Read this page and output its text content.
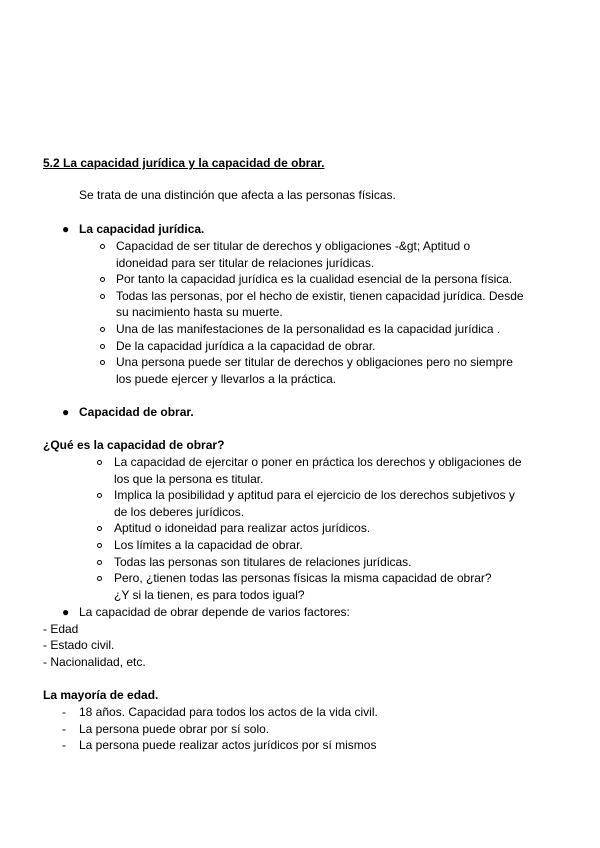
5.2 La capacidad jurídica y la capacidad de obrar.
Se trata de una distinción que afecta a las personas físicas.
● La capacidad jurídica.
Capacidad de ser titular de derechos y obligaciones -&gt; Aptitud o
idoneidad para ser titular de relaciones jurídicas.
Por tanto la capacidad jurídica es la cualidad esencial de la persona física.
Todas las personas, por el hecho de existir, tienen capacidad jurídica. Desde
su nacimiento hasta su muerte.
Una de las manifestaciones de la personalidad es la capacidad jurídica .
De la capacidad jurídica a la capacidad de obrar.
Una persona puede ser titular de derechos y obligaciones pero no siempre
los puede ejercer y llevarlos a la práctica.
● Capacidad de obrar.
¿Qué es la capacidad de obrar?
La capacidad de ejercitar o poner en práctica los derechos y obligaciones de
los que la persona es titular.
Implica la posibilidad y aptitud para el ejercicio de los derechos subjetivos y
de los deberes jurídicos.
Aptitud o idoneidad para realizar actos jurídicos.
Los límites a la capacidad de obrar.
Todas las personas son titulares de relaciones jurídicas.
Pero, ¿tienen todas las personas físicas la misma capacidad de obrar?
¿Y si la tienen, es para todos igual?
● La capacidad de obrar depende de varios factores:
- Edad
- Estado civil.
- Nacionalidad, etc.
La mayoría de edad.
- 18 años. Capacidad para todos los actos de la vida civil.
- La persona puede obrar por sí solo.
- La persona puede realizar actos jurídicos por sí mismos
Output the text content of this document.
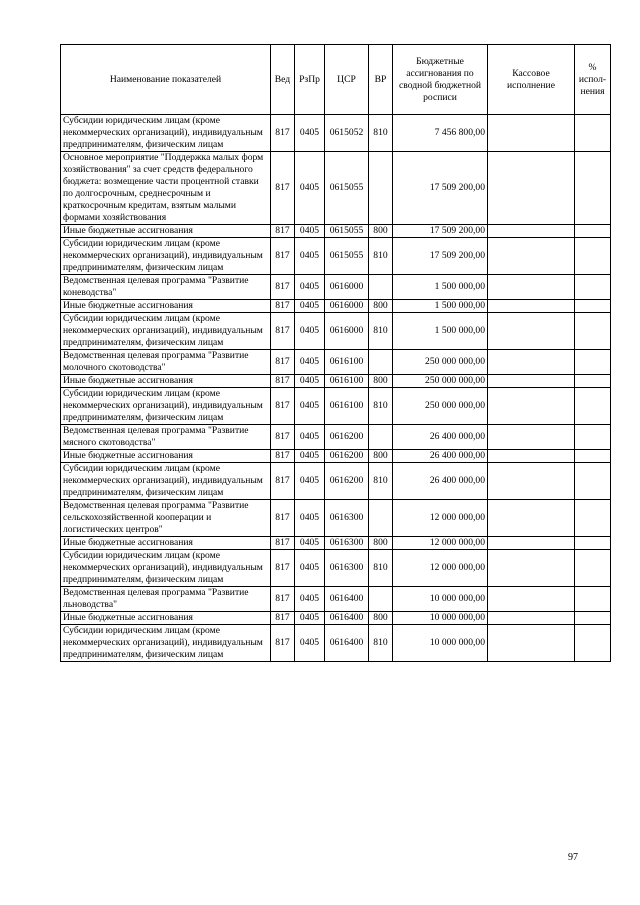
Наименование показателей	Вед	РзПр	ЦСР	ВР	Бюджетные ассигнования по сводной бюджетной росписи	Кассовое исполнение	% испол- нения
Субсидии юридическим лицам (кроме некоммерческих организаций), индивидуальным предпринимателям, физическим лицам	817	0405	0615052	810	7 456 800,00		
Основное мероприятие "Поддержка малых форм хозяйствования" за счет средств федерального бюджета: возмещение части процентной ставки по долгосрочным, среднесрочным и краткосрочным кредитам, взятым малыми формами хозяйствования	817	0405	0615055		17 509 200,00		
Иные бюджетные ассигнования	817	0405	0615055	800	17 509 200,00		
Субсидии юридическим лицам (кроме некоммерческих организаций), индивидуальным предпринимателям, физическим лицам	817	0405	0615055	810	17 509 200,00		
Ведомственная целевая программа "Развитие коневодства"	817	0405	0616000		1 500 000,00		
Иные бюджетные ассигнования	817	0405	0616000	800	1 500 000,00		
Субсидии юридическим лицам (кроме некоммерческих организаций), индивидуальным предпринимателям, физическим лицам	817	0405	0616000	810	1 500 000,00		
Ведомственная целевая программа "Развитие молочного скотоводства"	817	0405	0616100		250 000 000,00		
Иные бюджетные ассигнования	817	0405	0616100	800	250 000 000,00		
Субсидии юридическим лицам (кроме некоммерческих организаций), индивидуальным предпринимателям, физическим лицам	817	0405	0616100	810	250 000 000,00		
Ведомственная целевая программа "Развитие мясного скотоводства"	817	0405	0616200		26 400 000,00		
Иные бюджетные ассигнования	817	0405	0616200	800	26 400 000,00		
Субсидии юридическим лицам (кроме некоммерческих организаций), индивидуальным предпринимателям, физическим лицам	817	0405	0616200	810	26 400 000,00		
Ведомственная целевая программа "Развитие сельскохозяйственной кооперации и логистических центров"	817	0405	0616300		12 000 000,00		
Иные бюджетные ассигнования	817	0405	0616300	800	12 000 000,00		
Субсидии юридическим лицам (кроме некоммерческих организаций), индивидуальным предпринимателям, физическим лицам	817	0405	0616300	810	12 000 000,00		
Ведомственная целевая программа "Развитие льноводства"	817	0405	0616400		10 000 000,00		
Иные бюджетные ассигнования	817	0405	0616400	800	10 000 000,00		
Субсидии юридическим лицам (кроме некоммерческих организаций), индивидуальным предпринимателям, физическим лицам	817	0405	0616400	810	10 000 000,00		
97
######
What to produce →
Reproduce the whole listing exactly, but not the images in it.

Exercise response →
Read this page and output its text content.
5.2 La capacidad jurídica y la capacidad de obrar.
Se trata de una distinción que afecta a las personas físicas.
● La capacidad jurídica.
Capacidad de ser titular de derechos y obligaciones -&gt; Aptitud o
idoneidad para ser titular de relaciones jurídicas.
Por tanto la capacidad jurídica es la cualidad esencial de la persona física.
Todas las personas, por el hecho de existir, tienen capacidad jurídica. Desde
su nacimiento hasta su muerte.
Una de las manifestaciones de la personalidad es la capacidad jurídica .
De la capacidad jurídica a la capacidad de obrar.
Una persona puede ser titular de derechos y obligaciones pero no siempre
los puede ejercer y llevarlos a la práctica.
● Capacidad de obrar.
¿Qué es la capacidad de obrar?
La capacidad de ejercitar o poner en práctica los derechos y obligaciones de
los que la persona es titular.
Implica la posibilidad y aptitud para el ejercicio de los derechos subjetivos y
de los deberes jurídicos.
Aptitud o idoneidad para realizar actos jurídicos.
Los límites a la capacidad de obrar.
Todas las personas son titulares de relaciones jurídicas.
Pero, ¿tienen todas las personas físicas la misma capacidad de obrar?
¿Y si la tienen, es para todos igual?
● La capacidad de obrar depende de varios factores:
- Edad
- Estado civil.
- Nacionalidad, etc.
La mayoría de edad.
- 18 años. Capacidad para todos los actos de la vida civil.
- La persona puede obrar por sí solo.
- La persona puede realizar actos jurídicos por sí mismos
Output the text content of this document.
Наименование показателей	Вед	РзПр	ЦСР	ВР	Бюджетные ассигнования по сводной бюджетной росписи	Кассовое исполнение	% испол- нения
Субсидии юридическим лицам (кроме некоммерческих организаций), индивидуальным предпринимателям, физическим лицам	817	0405	0615052	810	7 456 800,00		
Основное мероприятие "Поддержка малых форм хозяйствования" за счет средств федерального бюджета: возмещение части процентной ставки по долгосрочным, среднесрочным и краткосрочным кредитам, взятым малыми формами хозяйствования	817	0405	0615055		17 509 200,00		
Иные бюджетные ассигнования	817	0405	0615055	800	17 509 200,00		
Субсидии юридическим лицам (кроме некоммерческих организаций), индивидуальным предпринимателям, физическим лицам	817	0405	0615055	810	17 509 200,00		
Ведомственная целевая программа "Развитие коневодства"	817	0405	0616000		1 500 000,00		
Иные бюджетные ассигнования	817	0405	0616000	800	1 500 000,00		
Субсидии юридическим лицам (кроме некоммерческих организаций), индивидуальным предпринимателям, физическим лицам	817	0405	0616000	810	1 500 000,00		
Ведомственная целевая программа "Развитие молочного скотоводства"	817	0405	0616100		250 000 000,00		
Иные бюджетные ассигнования	817	0405	0616100	800	250 000 000,00		
Субсидии юридическим лицам (кроме некоммерческих организаций), индивидуальным предпринимателям, физическим лицам	817	0405	0616100	810	250 000 000,00		
Ведомственная целевая программа "Развитие мясного скотоводства"	817	0405	0616200		26 400 000,00		
Иные бюджетные ассигнования	817	0405	0616200	800	26 400 000,00		
Субсидии юридическим лицам (кроме некоммерческих организаций), индивидуальным предпринимателям, физическим лицам	817	0405	0616200	810	26 400 000,00		
Ведомственная целевая программа "Развитие сельскохозяйственной кооперации и логистических центров"	817	0405	0616300		12 000 000,00		
Иные бюджетные ассигнования	817	0405	0616300	800	12 000 000,00		
Субсидии юридическим лицам (кроме некоммерческих организаций), индивидуальным предпринимателям, физическим лицам	817	0405	0616300	810	12 000 000,00		
Ведомственная целевая программа "Развитие льноводства"	817	0405	0616400		10 000 000,00		
Иные бюджетные ассигнования	817	0405	0616400	800	10 000 000,00		
Субсидии юридическим лицам (кроме некоммерческих организаций), индивидуальным предпринимателям, физическим лицам	817	0405	0616400	810	10 000 000,00		
97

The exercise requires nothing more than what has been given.